_What to produce_
The answer should be a single number: how many lines of the entries below hold the word "gebührenfreie".
** Begin Material supplied **
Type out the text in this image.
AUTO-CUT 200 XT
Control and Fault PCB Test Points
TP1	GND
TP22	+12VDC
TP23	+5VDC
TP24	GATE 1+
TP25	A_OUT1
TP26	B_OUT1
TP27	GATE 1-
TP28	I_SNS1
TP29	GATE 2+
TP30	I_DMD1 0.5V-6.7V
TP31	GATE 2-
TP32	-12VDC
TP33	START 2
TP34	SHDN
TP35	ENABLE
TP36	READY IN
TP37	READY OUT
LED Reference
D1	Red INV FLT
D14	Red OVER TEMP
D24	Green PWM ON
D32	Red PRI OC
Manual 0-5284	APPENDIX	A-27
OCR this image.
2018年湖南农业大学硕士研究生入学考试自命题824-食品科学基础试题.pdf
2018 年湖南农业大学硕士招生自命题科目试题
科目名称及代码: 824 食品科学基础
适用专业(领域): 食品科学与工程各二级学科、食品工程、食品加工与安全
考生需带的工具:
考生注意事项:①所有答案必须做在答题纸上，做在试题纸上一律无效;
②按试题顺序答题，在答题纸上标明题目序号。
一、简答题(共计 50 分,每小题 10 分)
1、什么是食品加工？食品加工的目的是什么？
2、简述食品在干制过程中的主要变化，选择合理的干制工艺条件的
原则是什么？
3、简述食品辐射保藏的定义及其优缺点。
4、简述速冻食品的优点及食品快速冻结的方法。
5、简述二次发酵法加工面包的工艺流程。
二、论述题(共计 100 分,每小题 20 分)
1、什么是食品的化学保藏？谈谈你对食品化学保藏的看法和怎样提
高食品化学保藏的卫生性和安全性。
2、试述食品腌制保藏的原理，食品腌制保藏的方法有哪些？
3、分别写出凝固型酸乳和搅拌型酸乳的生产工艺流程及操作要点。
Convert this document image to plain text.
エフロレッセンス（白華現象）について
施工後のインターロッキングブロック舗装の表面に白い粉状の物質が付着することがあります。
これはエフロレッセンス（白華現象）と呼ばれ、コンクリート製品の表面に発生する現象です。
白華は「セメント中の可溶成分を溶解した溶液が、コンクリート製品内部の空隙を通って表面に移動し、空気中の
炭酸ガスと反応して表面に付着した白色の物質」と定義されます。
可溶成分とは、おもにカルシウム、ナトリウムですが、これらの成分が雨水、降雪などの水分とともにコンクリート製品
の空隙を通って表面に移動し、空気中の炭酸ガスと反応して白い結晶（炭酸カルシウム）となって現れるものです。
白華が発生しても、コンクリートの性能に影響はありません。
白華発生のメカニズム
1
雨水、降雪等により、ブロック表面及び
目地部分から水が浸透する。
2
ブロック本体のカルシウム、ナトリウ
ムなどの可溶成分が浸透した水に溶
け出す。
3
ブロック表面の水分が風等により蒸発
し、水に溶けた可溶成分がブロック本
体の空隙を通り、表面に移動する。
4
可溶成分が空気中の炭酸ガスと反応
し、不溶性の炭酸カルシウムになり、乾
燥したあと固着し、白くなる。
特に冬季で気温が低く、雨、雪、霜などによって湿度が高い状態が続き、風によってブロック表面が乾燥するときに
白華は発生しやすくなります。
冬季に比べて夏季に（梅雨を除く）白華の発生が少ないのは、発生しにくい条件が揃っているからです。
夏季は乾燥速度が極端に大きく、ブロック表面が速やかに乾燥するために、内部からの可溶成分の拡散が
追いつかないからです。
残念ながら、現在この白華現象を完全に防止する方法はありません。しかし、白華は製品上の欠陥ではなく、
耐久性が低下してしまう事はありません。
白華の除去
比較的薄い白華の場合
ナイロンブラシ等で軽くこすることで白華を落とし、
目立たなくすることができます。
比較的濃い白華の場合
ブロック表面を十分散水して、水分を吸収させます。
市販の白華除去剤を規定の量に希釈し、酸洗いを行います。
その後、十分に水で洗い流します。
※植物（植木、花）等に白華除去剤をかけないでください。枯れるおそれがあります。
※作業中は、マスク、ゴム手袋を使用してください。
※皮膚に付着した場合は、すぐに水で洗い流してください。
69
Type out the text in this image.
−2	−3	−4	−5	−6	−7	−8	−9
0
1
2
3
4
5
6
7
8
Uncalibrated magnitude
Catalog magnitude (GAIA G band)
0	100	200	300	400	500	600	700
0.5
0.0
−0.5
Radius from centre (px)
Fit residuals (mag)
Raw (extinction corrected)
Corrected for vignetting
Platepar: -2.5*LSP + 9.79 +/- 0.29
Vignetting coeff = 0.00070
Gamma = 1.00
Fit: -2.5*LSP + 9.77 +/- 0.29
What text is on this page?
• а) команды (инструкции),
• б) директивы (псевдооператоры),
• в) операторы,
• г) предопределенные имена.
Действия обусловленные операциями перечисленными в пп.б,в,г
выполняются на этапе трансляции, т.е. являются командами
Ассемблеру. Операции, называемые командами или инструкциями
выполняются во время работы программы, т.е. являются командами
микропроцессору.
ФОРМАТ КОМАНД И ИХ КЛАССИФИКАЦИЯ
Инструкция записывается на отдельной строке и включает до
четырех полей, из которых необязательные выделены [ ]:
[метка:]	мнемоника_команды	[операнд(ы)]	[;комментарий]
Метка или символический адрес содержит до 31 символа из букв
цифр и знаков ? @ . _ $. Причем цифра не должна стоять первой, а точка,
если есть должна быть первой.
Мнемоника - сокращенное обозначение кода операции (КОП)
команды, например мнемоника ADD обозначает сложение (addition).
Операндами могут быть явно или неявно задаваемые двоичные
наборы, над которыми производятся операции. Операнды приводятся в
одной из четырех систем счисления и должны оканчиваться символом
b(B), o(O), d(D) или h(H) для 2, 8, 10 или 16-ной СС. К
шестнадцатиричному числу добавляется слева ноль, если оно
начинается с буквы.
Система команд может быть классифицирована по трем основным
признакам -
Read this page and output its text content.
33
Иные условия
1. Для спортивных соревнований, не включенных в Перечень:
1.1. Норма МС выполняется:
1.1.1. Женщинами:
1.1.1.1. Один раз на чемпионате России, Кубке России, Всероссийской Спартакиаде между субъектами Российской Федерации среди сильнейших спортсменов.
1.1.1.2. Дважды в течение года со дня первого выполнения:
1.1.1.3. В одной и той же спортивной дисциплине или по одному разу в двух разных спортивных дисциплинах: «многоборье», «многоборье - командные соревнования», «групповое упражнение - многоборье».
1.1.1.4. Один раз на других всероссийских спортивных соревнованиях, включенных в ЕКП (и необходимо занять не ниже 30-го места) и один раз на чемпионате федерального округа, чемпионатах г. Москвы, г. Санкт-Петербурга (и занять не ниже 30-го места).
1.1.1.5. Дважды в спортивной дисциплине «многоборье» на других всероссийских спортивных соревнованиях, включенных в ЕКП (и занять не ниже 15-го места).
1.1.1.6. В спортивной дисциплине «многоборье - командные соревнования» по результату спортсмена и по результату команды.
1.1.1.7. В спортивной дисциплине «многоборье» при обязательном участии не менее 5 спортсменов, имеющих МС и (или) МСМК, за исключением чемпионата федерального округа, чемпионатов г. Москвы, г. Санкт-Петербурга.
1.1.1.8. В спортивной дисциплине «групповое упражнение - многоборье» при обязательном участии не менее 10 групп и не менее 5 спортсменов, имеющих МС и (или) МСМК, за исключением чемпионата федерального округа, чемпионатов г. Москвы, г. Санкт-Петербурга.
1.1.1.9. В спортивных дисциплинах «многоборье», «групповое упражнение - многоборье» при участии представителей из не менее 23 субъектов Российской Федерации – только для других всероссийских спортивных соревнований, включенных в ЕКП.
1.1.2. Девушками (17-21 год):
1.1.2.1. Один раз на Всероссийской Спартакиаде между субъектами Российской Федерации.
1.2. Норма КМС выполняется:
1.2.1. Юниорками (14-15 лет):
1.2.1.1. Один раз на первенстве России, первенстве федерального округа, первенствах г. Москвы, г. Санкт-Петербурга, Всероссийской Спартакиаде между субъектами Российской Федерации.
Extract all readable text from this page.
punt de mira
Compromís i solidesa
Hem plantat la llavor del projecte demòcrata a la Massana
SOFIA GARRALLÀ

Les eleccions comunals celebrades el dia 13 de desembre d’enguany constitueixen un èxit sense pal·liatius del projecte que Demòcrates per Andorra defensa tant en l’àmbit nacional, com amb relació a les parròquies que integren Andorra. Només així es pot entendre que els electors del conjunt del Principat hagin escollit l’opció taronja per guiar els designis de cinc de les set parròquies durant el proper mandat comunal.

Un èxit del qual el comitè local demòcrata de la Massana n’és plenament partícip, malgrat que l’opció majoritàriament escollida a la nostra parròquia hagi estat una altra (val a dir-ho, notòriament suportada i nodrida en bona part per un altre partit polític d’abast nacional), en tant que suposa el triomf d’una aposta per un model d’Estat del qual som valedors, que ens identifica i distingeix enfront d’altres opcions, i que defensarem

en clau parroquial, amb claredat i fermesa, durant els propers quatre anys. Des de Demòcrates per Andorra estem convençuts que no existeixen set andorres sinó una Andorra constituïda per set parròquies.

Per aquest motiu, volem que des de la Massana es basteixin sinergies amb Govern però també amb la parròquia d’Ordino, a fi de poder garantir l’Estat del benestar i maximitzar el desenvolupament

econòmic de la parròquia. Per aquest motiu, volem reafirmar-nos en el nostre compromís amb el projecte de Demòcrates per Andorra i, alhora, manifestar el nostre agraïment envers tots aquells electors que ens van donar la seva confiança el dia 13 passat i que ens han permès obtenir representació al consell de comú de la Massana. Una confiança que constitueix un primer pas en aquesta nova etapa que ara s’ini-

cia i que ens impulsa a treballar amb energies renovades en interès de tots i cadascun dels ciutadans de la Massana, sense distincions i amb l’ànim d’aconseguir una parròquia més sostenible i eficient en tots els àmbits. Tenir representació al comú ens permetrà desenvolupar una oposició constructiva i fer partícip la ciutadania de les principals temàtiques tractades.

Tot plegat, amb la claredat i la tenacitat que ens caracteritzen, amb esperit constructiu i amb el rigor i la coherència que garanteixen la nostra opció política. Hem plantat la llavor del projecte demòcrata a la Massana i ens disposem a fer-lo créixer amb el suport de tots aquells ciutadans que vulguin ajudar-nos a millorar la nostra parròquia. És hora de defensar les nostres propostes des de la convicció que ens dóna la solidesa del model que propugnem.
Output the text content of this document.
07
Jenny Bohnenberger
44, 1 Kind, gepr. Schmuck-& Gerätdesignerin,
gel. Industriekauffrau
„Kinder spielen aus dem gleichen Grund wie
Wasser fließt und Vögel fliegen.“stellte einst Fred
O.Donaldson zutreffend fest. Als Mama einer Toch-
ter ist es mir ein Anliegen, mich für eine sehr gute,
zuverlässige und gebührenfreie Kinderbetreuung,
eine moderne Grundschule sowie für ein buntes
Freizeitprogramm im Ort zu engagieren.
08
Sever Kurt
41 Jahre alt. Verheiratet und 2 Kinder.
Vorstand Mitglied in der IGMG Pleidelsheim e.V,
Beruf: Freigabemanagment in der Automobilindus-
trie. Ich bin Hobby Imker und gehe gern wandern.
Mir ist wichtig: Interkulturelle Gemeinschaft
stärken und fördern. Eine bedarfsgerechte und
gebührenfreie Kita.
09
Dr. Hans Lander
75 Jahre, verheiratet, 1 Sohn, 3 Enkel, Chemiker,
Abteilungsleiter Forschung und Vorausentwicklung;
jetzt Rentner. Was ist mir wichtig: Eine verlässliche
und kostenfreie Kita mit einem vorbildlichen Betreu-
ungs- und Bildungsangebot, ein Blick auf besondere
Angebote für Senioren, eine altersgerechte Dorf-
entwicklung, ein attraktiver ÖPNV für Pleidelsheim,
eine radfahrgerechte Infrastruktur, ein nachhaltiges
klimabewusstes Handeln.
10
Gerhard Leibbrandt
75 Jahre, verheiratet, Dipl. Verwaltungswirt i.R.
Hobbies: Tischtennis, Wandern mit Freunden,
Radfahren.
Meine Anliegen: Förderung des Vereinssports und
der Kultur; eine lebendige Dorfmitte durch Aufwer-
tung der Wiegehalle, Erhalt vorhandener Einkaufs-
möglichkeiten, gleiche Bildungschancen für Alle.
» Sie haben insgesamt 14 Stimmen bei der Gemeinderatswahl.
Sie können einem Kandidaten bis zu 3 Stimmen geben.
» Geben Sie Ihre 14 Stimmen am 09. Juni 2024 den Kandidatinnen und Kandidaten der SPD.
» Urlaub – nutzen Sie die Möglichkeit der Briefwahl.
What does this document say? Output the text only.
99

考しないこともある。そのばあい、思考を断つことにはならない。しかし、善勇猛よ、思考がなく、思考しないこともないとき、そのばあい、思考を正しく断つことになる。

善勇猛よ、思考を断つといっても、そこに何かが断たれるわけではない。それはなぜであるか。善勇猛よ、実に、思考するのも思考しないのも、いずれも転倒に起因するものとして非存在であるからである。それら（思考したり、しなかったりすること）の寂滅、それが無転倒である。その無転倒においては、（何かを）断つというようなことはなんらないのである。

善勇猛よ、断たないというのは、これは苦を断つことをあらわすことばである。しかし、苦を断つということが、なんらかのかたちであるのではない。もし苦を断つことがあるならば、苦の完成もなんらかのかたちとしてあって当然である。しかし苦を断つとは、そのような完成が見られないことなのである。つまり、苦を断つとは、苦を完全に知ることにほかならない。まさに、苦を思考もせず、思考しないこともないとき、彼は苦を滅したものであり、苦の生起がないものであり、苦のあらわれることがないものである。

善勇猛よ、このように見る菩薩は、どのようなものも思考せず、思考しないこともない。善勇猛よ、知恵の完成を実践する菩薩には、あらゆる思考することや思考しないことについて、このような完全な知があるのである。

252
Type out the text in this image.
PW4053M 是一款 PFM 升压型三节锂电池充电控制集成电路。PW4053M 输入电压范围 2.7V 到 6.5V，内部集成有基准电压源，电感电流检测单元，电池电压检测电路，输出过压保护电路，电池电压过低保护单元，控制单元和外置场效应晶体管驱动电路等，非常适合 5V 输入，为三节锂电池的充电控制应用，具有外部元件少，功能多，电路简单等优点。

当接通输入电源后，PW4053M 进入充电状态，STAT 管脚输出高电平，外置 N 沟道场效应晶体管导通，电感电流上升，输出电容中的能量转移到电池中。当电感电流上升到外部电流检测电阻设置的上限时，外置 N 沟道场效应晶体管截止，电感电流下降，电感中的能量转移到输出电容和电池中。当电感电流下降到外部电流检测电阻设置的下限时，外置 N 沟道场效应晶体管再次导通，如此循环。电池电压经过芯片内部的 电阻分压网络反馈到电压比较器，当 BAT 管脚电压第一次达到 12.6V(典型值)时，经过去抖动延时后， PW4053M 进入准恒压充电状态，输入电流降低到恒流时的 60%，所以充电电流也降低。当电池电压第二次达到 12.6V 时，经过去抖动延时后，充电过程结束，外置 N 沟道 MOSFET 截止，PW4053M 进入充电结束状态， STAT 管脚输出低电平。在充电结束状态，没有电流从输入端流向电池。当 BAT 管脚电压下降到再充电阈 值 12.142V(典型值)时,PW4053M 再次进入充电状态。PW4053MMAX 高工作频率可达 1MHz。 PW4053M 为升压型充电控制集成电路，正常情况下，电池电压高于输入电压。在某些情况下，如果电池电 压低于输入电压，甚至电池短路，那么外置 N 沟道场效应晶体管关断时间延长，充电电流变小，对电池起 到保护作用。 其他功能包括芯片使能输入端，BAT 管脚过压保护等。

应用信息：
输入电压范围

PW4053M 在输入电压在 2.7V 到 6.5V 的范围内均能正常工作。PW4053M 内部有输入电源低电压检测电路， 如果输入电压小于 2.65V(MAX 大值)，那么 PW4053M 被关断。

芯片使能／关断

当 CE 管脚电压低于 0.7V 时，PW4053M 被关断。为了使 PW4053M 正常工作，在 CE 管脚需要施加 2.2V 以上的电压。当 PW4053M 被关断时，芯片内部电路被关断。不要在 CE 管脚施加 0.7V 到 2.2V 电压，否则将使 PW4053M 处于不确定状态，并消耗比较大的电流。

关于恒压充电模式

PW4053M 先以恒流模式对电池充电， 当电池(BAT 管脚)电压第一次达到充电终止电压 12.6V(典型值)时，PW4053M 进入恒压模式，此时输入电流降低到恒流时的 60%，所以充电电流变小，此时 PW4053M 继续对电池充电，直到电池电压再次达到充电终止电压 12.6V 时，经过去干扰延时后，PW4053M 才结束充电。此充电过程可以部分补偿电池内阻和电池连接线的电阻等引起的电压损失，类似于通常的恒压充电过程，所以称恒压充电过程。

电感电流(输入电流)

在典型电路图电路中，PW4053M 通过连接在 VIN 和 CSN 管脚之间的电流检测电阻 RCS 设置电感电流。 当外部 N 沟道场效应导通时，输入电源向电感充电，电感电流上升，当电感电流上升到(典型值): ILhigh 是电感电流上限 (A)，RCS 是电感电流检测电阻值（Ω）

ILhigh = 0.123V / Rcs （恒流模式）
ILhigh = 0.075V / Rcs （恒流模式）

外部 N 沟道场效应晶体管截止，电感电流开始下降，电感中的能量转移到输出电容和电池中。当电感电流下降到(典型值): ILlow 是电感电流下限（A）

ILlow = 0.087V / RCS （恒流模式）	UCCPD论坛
** End Material supplied **
_Solved exercise_
2